(Collected data entries)
──────
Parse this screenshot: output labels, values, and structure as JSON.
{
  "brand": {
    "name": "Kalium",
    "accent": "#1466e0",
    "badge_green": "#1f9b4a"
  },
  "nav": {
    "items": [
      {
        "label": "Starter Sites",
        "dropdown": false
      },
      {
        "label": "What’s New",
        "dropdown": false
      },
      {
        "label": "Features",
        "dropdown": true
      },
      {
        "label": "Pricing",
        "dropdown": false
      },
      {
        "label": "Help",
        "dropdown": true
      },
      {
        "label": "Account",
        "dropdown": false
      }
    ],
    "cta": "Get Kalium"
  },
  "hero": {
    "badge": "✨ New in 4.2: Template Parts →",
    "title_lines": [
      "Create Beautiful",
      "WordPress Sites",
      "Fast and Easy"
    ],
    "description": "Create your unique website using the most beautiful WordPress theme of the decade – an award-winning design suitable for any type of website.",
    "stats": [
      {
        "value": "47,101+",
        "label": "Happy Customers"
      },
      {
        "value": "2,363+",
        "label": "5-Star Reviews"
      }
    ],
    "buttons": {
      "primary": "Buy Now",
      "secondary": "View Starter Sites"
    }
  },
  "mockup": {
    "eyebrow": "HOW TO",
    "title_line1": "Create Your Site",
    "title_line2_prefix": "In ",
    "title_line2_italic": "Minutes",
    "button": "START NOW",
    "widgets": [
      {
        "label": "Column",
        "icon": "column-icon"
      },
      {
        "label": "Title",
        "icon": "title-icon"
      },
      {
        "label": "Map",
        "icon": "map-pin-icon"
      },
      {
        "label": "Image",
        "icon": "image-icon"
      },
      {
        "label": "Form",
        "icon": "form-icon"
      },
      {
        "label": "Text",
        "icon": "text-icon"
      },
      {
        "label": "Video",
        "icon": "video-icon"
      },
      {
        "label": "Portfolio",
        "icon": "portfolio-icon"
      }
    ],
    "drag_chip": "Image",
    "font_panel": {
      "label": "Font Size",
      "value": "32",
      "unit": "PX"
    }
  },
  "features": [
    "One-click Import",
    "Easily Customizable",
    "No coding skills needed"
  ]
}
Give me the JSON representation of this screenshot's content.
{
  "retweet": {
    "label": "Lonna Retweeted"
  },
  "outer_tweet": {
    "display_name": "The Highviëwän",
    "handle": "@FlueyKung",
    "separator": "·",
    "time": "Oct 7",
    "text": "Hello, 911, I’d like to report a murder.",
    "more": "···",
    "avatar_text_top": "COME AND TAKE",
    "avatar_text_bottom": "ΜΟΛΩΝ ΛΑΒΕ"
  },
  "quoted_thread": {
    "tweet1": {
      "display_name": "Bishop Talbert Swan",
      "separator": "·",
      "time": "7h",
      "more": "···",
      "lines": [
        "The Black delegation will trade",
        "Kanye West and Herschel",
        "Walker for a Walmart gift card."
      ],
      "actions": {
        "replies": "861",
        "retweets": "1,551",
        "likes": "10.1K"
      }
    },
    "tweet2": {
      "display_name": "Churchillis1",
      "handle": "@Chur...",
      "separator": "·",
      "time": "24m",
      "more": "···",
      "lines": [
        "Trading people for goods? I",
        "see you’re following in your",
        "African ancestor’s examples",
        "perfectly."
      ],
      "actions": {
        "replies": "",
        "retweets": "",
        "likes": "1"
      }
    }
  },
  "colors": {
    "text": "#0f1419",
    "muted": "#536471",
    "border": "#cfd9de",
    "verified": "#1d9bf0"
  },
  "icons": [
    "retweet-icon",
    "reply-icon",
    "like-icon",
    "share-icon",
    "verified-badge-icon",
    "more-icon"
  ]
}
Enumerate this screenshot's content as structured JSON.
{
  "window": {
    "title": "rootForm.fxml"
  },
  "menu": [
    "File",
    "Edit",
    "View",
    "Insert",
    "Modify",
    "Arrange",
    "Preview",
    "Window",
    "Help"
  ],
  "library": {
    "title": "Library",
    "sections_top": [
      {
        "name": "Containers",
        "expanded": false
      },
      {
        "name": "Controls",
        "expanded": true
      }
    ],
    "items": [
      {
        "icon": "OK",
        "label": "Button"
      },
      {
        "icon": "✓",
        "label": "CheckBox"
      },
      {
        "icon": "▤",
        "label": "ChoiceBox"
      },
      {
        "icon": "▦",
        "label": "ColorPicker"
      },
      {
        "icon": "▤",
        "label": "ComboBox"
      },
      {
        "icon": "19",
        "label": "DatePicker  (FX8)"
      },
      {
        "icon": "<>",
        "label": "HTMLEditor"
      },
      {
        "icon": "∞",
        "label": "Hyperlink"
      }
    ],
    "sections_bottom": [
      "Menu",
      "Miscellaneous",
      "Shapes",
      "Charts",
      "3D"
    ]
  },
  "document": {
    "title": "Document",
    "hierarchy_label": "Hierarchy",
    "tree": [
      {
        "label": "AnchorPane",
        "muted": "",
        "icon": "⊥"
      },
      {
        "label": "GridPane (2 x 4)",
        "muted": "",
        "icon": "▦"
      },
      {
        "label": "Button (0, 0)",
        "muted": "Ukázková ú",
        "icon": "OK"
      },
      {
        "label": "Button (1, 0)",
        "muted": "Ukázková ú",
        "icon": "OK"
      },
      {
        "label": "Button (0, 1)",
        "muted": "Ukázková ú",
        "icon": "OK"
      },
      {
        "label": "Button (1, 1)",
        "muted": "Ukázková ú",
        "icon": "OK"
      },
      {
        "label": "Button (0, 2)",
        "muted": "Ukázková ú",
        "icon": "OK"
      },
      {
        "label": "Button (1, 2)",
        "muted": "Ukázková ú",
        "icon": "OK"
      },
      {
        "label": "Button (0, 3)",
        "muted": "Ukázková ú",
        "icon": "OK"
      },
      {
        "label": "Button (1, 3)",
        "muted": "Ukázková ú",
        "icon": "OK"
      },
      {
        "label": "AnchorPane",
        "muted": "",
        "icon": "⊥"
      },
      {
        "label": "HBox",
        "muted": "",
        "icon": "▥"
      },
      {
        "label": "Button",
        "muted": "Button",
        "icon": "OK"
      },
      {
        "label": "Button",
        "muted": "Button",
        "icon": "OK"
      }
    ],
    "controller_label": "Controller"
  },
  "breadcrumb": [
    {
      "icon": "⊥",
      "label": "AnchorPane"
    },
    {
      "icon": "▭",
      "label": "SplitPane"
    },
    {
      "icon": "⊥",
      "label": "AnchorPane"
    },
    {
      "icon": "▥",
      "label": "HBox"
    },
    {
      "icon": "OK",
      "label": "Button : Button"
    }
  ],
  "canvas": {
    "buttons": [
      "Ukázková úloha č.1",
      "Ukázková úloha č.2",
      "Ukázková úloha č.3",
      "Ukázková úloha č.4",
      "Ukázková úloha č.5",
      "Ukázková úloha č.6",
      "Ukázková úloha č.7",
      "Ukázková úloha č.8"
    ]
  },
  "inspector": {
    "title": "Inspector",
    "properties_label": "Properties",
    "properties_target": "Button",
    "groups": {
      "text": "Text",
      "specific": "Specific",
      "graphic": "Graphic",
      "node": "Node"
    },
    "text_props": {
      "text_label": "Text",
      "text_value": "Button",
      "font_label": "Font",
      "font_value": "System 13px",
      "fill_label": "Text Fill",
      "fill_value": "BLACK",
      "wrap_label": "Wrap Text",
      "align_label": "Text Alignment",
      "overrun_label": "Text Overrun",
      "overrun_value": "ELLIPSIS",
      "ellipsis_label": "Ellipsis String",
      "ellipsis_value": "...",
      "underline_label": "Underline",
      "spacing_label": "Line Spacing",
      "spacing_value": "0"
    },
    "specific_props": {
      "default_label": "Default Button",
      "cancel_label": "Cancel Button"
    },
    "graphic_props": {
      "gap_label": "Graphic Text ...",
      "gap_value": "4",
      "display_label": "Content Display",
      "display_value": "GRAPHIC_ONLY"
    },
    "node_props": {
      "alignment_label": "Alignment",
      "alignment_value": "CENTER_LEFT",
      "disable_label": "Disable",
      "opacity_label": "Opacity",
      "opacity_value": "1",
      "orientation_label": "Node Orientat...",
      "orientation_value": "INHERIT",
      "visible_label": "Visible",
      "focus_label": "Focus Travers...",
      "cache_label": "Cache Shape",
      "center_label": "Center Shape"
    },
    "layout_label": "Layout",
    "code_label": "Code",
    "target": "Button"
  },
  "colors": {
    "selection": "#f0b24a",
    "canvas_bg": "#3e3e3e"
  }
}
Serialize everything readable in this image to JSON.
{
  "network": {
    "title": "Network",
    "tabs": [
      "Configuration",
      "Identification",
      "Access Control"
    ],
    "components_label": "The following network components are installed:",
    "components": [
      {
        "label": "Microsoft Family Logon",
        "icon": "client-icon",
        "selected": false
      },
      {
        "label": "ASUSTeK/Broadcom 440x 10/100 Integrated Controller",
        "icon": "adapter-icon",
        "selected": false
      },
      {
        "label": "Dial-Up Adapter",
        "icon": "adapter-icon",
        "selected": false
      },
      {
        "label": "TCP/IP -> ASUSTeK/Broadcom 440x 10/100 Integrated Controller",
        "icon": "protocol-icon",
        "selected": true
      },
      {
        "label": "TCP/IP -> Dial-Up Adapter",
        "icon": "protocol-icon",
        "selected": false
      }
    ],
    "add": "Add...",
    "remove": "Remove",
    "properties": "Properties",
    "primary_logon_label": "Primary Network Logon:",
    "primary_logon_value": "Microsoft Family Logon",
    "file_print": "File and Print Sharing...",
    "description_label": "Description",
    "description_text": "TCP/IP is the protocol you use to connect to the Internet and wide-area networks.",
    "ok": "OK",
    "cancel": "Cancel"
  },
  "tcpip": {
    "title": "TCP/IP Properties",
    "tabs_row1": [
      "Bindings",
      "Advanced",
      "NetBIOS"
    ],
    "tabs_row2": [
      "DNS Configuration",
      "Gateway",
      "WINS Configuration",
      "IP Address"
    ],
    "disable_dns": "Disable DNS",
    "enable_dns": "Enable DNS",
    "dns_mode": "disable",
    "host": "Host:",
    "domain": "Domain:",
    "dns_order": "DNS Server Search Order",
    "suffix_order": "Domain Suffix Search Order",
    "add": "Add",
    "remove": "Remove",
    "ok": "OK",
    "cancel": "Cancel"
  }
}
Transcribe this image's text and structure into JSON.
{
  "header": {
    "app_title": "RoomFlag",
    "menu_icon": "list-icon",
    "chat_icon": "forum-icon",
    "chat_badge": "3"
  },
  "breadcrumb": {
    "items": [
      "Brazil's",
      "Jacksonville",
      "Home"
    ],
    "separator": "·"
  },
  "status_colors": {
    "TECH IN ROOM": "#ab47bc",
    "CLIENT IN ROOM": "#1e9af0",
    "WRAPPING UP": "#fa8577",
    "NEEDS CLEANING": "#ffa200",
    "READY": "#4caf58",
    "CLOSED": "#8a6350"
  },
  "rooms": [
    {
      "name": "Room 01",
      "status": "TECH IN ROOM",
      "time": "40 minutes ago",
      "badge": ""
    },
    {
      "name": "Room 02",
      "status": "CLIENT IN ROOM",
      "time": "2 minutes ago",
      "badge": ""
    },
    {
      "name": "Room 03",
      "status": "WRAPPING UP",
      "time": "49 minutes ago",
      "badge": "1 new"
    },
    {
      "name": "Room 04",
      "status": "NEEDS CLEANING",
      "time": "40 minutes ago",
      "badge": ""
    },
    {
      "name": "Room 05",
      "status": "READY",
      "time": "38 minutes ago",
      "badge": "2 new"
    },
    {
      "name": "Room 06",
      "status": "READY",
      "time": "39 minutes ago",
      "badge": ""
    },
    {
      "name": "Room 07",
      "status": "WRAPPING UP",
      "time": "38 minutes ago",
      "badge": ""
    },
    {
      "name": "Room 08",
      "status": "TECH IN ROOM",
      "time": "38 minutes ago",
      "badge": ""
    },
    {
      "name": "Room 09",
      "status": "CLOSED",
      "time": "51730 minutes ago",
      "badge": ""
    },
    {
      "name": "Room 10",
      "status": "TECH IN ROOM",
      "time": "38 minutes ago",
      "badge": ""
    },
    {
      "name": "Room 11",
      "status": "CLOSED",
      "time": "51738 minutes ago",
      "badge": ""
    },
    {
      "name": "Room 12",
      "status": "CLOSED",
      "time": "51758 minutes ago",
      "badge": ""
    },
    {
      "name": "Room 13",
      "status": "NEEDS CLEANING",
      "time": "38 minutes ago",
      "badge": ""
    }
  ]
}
──────
Stated goal
From the entries above, return each line with the word "Search" in it.

The answer
    "dns_order": "DNS Server Search Order",
    "suffix_order": "Domain Suffix Search Order",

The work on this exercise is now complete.